DATA EXCERPTS:

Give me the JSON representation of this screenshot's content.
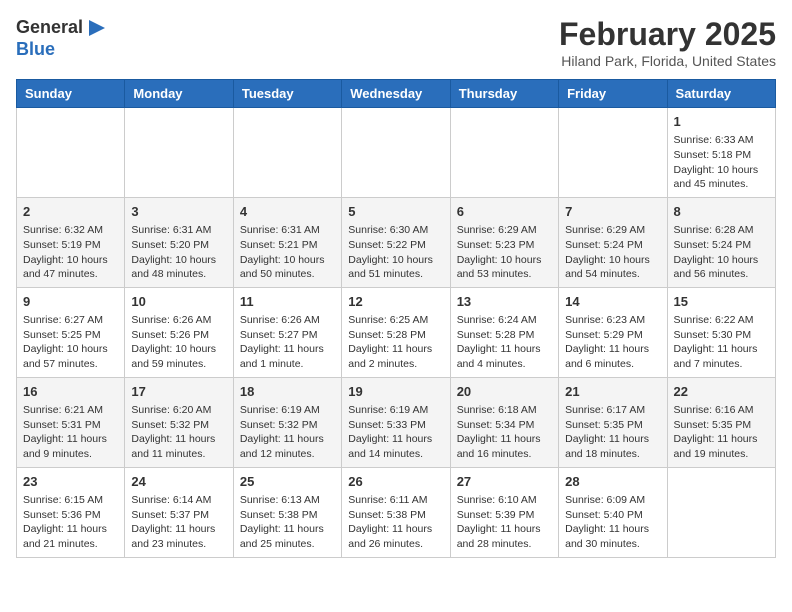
{
  "header": {
    "logo_line1": "General",
    "logo_line2": "Blue",
    "month_year": "February 2025",
    "location": "Hiland Park, Florida, United States"
  },
  "days_of_week": [
    "Sunday",
    "Monday",
    "Tuesday",
    "Wednesday",
    "Thursday",
    "Friday",
    "Saturday"
  ],
  "weeks": [
    [
      {
        "day": "",
        "info": ""
      },
      {
        "day": "",
        "info": ""
      },
      {
        "day": "",
        "info": ""
      },
      {
        "day": "",
        "info": ""
      },
      {
        "day": "",
        "info": ""
      },
      {
        "day": "",
        "info": ""
      },
      {
        "day": "1",
        "info": "Sunrise: 6:33 AM\nSunset: 5:18 PM\nDaylight: 10 hours and 45 minutes."
      }
    ],
    [
      {
        "day": "2",
        "info": "Sunrise: 6:32 AM\nSunset: 5:19 PM\nDaylight: 10 hours and 47 minutes."
      },
      {
        "day": "3",
        "info": "Sunrise: 6:31 AM\nSunset: 5:20 PM\nDaylight: 10 hours and 48 minutes."
      },
      {
        "day": "4",
        "info": "Sunrise: 6:31 AM\nSunset: 5:21 PM\nDaylight: 10 hours and 50 minutes."
      },
      {
        "day": "5",
        "info": "Sunrise: 6:30 AM\nSunset: 5:22 PM\nDaylight: 10 hours and 51 minutes."
      },
      {
        "day": "6",
        "info": "Sunrise: 6:29 AM\nSunset: 5:23 PM\nDaylight: 10 hours and 53 minutes."
      },
      {
        "day": "7",
        "info": "Sunrise: 6:29 AM\nSunset: 5:24 PM\nDaylight: 10 hours and 54 minutes."
      },
      {
        "day": "8",
        "info": "Sunrise: 6:28 AM\nSunset: 5:24 PM\nDaylight: 10 hours and 56 minutes."
      }
    ],
    [
      {
        "day": "9",
        "info": "Sunrise: 6:27 AM\nSunset: 5:25 PM\nDaylight: 10 hours and 57 minutes."
      },
      {
        "day": "10",
        "info": "Sunrise: 6:26 AM\nSunset: 5:26 PM\nDaylight: 10 hours and 59 minutes."
      },
      {
        "day": "11",
        "info": "Sunrise: 6:26 AM\nSunset: 5:27 PM\nDaylight: 11 hours and 1 minute."
      },
      {
        "day": "12",
        "info": "Sunrise: 6:25 AM\nSunset: 5:28 PM\nDaylight: 11 hours and 2 minutes."
      },
      {
        "day": "13",
        "info": "Sunrise: 6:24 AM\nSunset: 5:28 PM\nDaylight: 11 hours and 4 minutes."
      },
      {
        "day": "14",
        "info": "Sunrise: 6:23 AM\nSunset: 5:29 PM\nDaylight: 11 hours and 6 minutes."
      },
      {
        "day": "15",
        "info": "Sunrise: 6:22 AM\nSunset: 5:30 PM\nDaylight: 11 hours and 7 minutes."
      }
    ],
    [
      {
        "day": "16",
        "info": "Sunrise: 6:21 AM\nSunset: 5:31 PM\nDaylight: 11 hours and 9 minutes."
      },
      {
        "day": "17",
        "info": "Sunrise: 6:20 AM\nSunset: 5:32 PM\nDaylight: 11 hours and 11 minutes."
      },
      {
        "day": "18",
        "info": "Sunrise: 6:19 AM\nSunset: 5:32 PM\nDaylight: 11 hours and 12 minutes."
      },
      {
        "day": "19",
        "info": "Sunrise: 6:19 AM\nSunset: 5:33 PM\nDaylight: 11 hours and 14 minutes."
      },
      {
        "day": "20",
        "info": "Sunrise: 6:18 AM\nSunset: 5:34 PM\nDaylight: 11 hours and 16 minutes."
      },
      {
        "day": "21",
        "info": "Sunrise: 6:17 AM\nSunset: 5:35 PM\nDaylight: 11 hours and 18 minutes."
      },
      {
        "day": "22",
        "info": "Sunrise: 6:16 AM\nSunset: 5:35 PM\nDaylight: 11 hours and 19 minutes."
      }
    ],
    [
      {
        "day": "23",
        "info": "Sunrise: 6:15 AM\nSunset: 5:36 PM\nDaylight: 11 hours and 21 minutes."
      },
      {
        "day": "24",
        "info": "Sunrise: 6:14 AM\nSunset: 5:37 PM\nDaylight: 11 hours and 23 minutes."
      },
      {
        "day": "25",
        "info": "Sunrise: 6:13 AM\nSunset: 5:38 PM\nDaylight: 11 hours and 25 minutes."
      },
      {
        "day": "26",
        "info": "Sunrise: 6:11 AM\nSunset: 5:38 PM\nDaylight: 11 hours and 26 minutes."
      },
      {
        "day": "27",
        "info": "Sunrise: 6:10 AM\nSunset: 5:39 PM\nDaylight: 11 hours and 28 minutes."
      },
      {
        "day": "28",
        "info": "Sunrise: 6:09 AM\nSunset: 5:40 PM\nDaylight: 11 hours and 30 minutes."
      },
      {
        "day": "",
        "info": ""
      }
    ]
  ]
}
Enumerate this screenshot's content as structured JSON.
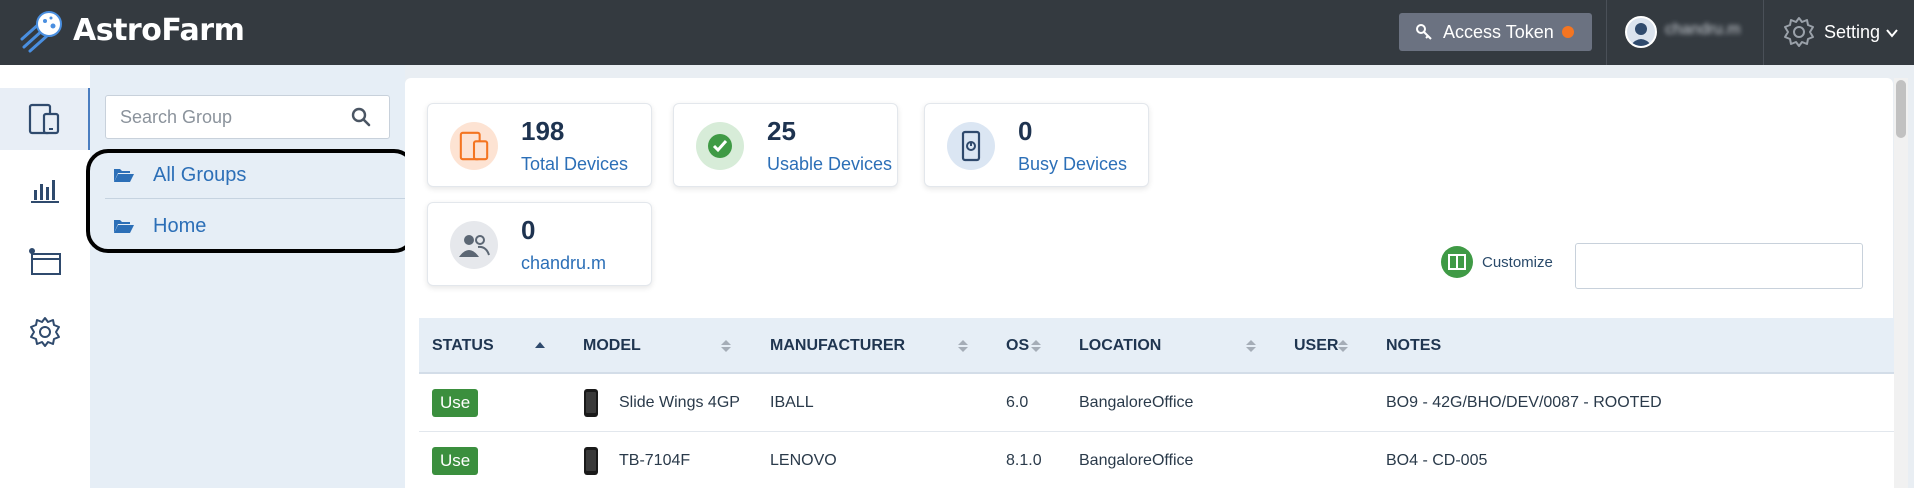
{
  "app": {
    "title": "AstroFarm"
  },
  "header": {
    "access_token_label": "Access Token",
    "username": "chandru.m",
    "setting_label": "Setting"
  },
  "colors": {
    "accent": "#2c6fb7",
    "status_green": "#3b8f3e",
    "token_dot": "#f47521",
    "topbar": "#343a40"
  },
  "rail": {
    "items": [
      {
        "icon": "devices-icon",
        "active": true
      },
      {
        "icon": "bar-chart-icon",
        "active": false
      },
      {
        "icon": "browser-window-icon",
        "active": false
      },
      {
        "icon": "gear-icon",
        "active": false
      }
    ]
  },
  "groups": {
    "search_placeholder": "Search Group",
    "items": [
      {
        "label": "All Groups"
      },
      {
        "label": "Home"
      }
    ]
  },
  "stats": [
    {
      "value": "198",
      "label": "Total Devices",
      "icon": "devices-icon"
    },
    {
      "value": "25",
      "label": "Usable Devices",
      "icon": "check-icon"
    },
    {
      "value": "0",
      "label": "Busy Devices",
      "icon": "phone-timer-icon"
    },
    {
      "value": "0",
      "label": "chandru.m",
      "icon": "users-icon"
    }
  ],
  "toolbar": {
    "customize_label": "Customize",
    "filter_value": ""
  },
  "table": {
    "columns": [
      "STATUS",
      "MODEL",
      "MANUFACTURER",
      "OS",
      "LOCATION",
      "USER",
      "NOTES"
    ],
    "rows": [
      {
        "status": "Use",
        "model": "Slide Wings 4GP",
        "manufacturer": "IBALL",
        "os": "6.0",
        "location": "BangaloreOffice",
        "user": "",
        "notes": "BO9 - 42G/BHO/DEV/0087 - ROOTED"
      },
      {
        "status": "Use",
        "model": "TB-7104F",
        "manufacturer": "LENOVO",
        "os": "8.1.0",
        "location": "BangaloreOffice",
        "user": "",
        "notes": "BO4 - CD-005"
      }
    ]
  }
}
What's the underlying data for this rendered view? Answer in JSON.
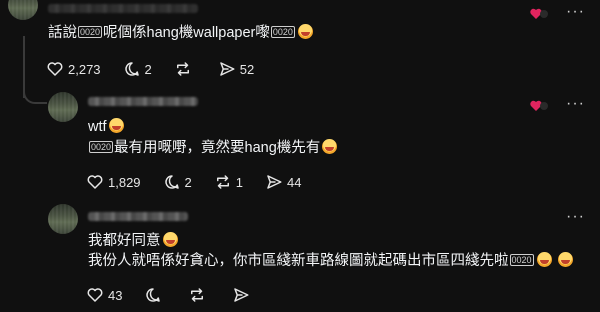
{
  "comments": [
    {
      "text": "話說",
      "text2": "呢個係hang機wallpaper嚟",
      "box": "0020",
      "stats": {
        "likes": "2,273",
        "replies": "2",
        "reposts": "",
        "shares": "52"
      }
    },
    {
      "line1": "wtf",
      "line2": "最有用嘅嘢，竟然要hang機先有",
      "box": "0020",
      "stats": {
        "likes": "1,829",
        "replies": "2",
        "reposts": "1",
        "shares": "44"
      }
    },
    {
      "line1": "我都好同意",
      "line2": "我份人就唔係好貪心，你市區綫新車路線圖就起碼出市區四綫先啦",
      "box": "0020",
      "stats": {
        "likes": "43",
        "replies": "",
        "reposts": "",
        "shares": ""
      }
    }
  ],
  "icons": {
    "more": "more-dots-icon",
    "like": "heart-icon",
    "reply": "reply-icon",
    "repost": "repost-icon",
    "share": "share-icon"
  },
  "colors": {
    "background": "#101010",
    "text": "#f3f5f7",
    "badge": "#e0245e"
  }
}
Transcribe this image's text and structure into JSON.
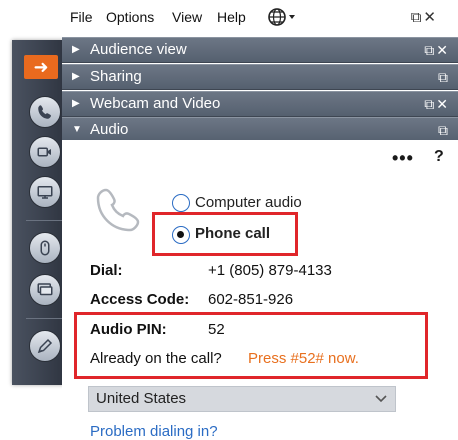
{
  "menu": {
    "file": "File",
    "options": "Options",
    "view": "View",
    "help": "Help",
    "window_controls": "⧉✕"
  },
  "sections": [
    {
      "label": "Audience view",
      "controls": "⧉✕"
    },
    {
      "label": "Sharing",
      "controls": "⧉"
    },
    {
      "label": "Webcam and Video",
      "controls": "⧉✕"
    },
    {
      "label": "Audio",
      "controls": "⧉"
    }
  ],
  "audio": {
    "more": "•••",
    "help": "?",
    "options": [
      {
        "label": "Computer audio",
        "selected": false
      },
      {
        "label": "Phone call",
        "selected": true
      }
    ],
    "dial_label": "Dial:",
    "dial_value": "+1 (805) 879-4133",
    "access_label": "Access Code:",
    "access_value": "602-851-926",
    "pin_label": "Audio PIN:",
    "pin_value": "52",
    "already_text": "Already on the call?",
    "press_text": "Press #52# now.",
    "country": "United States",
    "problem_link": "Problem dialing in?"
  },
  "icons": [
    "arrow-right-icon",
    "phone-icon",
    "camera-icon",
    "screen-icon",
    "mouse-icon",
    "monitor-icon",
    "pencil-icon",
    "globe-icon"
  ],
  "colors": {
    "accent_orange": "#e96a1e",
    "link_blue": "#2b6cc4",
    "highlight_red": "#e0262a",
    "header_gray": "#5f6a79"
  }
}
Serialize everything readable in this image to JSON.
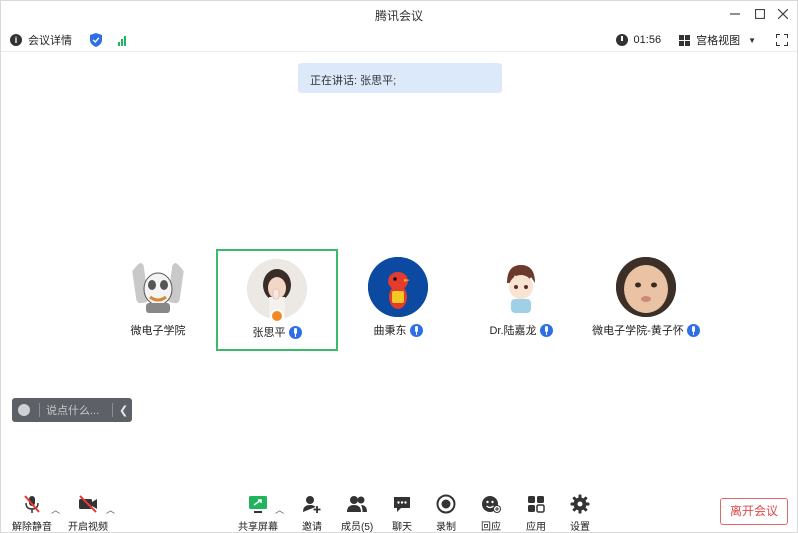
{
  "window": {
    "title": "腾讯会议"
  },
  "infobar": {
    "meeting_details": "会议详情",
    "timer": "01:56",
    "view_mode": "宫格视图"
  },
  "speaking_banner": "正在讲话: 张思平;",
  "participants": [
    {
      "name": "微电子学院",
      "mic": false,
      "active": false,
      "avatar": "cartoon-animals"
    },
    {
      "name": "张思平",
      "mic": true,
      "active": true,
      "host": true,
      "avatar": "girl-photo"
    },
    {
      "name": "曲秉东",
      "mic": true,
      "active": false,
      "avatar": "red-bird"
    },
    {
      "name": "Dr.陆嘉龙",
      "mic": true,
      "active": false,
      "avatar": "anime-kid"
    },
    {
      "name": "微电子学院-黄子怀",
      "mic": true,
      "active": false,
      "avatar": "baby-photo"
    }
  ],
  "chat": {
    "placeholder": "说点什么..."
  },
  "toolbar": {
    "unmute": "解除静音",
    "start_video": "开启视频",
    "share_screen": "共享屏幕",
    "invite": "邀请",
    "members": "成员(5)",
    "chat": "聊天",
    "record": "录制",
    "reactions": "回应",
    "apps": "应用",
    "settings": "设置",
    "leave": "离开会议"
  },
  "colors": {
    "active_border": "#3cba6a",
    "mic_blue": "#2e6fe6",
    "banner_bg": "#dce9fb",
    "leave_red": "#e04848",
    "share_green": "#22b35e"
  }
}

AIM OF THE TASK:
Output the span from the line with "Serialize everything readable" through the last line of the data, inclusive and exact, and omit every picture.

ANSWER FOR THE TASK:
Serialize everything readable in this image to JSON.
{
  "window": {
    "title": "腾讯会议"
  },
  "infobar": {
    "meeting_details": "会议详情",
    "timer": "01:56",
    "view_mode": "宫格视图"
  },
  "speaking_banner": "正在讲话: 张思平;",
  "participants": [
    {
      "name": "微电子学院",
      "mic": false,
      "active": false,
      "avatar": "cartoon-animals"
    },
    {
      "name": "张思平",
      "mic": true,
      "active": true,
      "host": true,
      "avatar": "girl-photo"
    },
    {
      "name": "曲秉东",
      "mic": true,
      "active": false,
      "avatar": "red-bird"
    },
    {
      "name": "Dr.陆嘉龙",
      "mic": true,
      "active": false,
      "avatar": "anime-kid"
    },
    {
      "name": "微电子学院-黄子怀",
      "mic": true,
      "active": false,
      "avatar": "baby-photo"
    }
  ],
  "chat": {
    "placeholder": "说点什么..."
  },
  "toolbar": {
    "unmute": "解除静音",
    "start_video": "开启视频",
    "share_screen": "共享屏幕",
    "invite": "邀请",
    "members": "成员(5)",
    "chat": "聊天",
    "record": "录制",
    "reactions": "回应",
    "apps": "应用",
    "settings": "设置",
    "leave": "离开会议"
  },
  "colors": {
    "active_border": "#3cba6a",
    "mic_blue": "#2e6fe6",
    "banner_bg": "#dce9fb",
    "leave_red": "#e04848",
    "share_green": "#22b35e"
  }
}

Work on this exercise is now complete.